* START Supplied material *
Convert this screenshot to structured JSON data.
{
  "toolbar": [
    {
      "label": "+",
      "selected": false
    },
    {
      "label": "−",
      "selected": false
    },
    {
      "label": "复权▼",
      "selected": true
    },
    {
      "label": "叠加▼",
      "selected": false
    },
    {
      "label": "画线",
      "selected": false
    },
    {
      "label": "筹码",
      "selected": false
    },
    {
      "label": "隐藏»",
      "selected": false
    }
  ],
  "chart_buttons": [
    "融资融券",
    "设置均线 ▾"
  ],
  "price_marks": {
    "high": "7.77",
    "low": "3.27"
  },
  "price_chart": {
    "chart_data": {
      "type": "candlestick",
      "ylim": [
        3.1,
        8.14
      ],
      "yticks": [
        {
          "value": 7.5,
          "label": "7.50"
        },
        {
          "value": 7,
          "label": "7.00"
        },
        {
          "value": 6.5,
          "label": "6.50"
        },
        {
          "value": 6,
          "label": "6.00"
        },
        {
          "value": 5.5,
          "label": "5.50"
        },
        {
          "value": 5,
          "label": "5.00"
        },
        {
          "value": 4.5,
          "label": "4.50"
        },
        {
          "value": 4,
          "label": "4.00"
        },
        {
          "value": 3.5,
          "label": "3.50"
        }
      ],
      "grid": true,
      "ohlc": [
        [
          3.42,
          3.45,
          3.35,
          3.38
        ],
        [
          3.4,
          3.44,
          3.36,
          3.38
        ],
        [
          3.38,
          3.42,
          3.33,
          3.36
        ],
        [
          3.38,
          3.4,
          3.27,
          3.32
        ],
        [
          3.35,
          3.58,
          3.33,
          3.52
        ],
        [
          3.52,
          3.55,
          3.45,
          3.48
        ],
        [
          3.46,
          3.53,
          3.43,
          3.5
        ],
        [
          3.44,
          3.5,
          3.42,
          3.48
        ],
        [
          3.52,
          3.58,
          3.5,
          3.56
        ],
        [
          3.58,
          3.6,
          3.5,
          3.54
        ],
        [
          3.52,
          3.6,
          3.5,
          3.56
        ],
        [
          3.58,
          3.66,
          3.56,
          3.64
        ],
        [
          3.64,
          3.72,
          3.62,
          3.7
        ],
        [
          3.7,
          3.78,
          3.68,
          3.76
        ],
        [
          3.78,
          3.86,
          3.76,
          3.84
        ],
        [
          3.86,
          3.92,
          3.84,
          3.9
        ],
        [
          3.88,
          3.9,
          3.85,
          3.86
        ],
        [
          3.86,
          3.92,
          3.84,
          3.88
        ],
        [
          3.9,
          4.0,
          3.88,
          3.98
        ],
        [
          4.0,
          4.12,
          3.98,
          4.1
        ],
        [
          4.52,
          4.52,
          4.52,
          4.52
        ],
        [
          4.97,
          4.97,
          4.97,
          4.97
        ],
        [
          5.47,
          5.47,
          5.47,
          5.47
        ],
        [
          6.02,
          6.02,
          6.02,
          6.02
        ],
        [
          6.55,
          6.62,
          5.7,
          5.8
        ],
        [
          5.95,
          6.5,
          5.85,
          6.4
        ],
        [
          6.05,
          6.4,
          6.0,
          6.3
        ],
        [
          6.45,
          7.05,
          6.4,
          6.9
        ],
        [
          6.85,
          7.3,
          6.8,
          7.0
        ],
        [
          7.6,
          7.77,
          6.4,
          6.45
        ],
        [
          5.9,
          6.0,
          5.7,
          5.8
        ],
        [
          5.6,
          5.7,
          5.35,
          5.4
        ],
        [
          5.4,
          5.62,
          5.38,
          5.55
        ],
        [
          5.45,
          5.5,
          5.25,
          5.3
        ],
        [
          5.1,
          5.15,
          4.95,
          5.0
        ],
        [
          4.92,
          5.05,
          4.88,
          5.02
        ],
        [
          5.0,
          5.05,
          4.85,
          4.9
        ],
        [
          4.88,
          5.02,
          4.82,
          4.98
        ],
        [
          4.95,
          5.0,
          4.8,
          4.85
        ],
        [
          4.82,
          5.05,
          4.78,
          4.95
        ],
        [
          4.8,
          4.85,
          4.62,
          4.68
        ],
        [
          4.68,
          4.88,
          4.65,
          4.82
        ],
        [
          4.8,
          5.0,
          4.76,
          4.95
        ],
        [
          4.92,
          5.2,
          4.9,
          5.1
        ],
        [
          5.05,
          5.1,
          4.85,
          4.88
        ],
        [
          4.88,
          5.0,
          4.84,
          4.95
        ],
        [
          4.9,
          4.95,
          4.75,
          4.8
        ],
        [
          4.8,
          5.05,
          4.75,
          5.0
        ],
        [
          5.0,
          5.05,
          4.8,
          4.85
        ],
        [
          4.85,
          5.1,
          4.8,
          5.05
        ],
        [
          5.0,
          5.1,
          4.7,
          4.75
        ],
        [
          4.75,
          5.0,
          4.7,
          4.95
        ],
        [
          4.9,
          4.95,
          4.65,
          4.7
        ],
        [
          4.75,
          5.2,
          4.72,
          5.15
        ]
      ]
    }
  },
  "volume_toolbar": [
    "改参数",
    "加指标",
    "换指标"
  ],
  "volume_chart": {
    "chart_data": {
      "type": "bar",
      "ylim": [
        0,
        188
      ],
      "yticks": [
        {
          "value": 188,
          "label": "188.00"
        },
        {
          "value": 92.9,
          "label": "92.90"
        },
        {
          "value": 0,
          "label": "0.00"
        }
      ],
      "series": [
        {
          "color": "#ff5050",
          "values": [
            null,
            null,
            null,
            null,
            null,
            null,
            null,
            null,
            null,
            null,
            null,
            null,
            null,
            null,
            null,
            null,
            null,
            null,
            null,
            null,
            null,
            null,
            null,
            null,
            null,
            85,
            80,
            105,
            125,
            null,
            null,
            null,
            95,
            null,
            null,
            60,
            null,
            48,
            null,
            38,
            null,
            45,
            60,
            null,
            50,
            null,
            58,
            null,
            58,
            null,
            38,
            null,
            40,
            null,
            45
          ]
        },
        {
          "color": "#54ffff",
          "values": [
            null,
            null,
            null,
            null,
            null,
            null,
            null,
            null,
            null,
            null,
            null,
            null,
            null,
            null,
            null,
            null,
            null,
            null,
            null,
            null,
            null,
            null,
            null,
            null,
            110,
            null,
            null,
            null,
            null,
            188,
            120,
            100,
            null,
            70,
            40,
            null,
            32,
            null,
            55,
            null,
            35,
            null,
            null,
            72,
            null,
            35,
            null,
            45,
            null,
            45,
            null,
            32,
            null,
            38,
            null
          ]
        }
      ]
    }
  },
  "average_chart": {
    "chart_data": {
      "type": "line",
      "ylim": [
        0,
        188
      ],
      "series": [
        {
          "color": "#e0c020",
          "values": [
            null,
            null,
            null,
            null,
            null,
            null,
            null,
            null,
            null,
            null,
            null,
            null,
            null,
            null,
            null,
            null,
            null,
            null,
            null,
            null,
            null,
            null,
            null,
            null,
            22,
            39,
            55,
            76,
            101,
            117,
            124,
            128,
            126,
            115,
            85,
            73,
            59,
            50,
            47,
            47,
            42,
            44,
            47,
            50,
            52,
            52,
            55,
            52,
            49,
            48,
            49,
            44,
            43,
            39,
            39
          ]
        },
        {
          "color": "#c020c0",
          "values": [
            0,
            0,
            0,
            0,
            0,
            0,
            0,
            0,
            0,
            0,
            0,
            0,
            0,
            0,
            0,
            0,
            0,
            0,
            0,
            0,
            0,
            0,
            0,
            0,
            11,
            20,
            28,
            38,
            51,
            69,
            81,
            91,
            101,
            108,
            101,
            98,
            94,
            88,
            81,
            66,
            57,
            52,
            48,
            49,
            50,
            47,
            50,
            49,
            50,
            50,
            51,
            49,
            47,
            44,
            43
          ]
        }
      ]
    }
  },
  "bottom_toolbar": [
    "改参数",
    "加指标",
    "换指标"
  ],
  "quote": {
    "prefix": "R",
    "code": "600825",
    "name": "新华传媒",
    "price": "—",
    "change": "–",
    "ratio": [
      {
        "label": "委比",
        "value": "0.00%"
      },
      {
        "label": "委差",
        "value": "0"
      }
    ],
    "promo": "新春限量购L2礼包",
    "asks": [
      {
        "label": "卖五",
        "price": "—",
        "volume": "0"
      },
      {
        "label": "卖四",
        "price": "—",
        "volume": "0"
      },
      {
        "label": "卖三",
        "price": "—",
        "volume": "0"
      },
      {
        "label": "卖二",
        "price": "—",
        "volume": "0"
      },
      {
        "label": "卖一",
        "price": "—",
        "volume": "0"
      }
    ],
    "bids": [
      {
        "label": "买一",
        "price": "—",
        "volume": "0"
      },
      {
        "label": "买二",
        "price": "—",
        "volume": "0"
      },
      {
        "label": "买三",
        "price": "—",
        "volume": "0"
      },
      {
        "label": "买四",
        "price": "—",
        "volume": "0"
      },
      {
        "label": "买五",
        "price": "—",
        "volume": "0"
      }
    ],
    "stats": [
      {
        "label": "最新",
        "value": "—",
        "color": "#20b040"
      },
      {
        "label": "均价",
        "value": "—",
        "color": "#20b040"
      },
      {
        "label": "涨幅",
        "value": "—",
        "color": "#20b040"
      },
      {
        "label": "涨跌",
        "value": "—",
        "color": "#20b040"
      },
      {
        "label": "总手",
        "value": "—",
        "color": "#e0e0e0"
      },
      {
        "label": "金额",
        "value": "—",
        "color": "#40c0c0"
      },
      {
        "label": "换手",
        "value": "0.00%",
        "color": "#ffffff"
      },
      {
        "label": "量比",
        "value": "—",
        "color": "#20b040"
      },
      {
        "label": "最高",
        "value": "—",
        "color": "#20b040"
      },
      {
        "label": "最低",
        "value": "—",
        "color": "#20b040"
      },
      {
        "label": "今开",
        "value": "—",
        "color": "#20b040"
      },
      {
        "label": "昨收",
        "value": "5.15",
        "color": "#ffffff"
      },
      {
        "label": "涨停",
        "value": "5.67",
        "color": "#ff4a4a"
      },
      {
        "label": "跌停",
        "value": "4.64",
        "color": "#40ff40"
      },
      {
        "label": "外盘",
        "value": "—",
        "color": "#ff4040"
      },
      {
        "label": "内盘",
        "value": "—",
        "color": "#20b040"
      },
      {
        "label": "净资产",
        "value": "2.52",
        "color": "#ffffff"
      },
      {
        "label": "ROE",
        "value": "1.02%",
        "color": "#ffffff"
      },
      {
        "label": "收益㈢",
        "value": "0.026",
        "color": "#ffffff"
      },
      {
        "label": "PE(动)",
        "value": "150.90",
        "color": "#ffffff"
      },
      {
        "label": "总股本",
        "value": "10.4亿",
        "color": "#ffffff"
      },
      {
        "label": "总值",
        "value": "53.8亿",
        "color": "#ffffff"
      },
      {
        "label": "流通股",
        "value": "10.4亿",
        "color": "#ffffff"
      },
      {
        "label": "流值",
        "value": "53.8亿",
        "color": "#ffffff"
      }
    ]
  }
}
* END Supplied material *
Task details. From the records above, work out how many lines contain the string "type". Give only the number.

Written answer. 3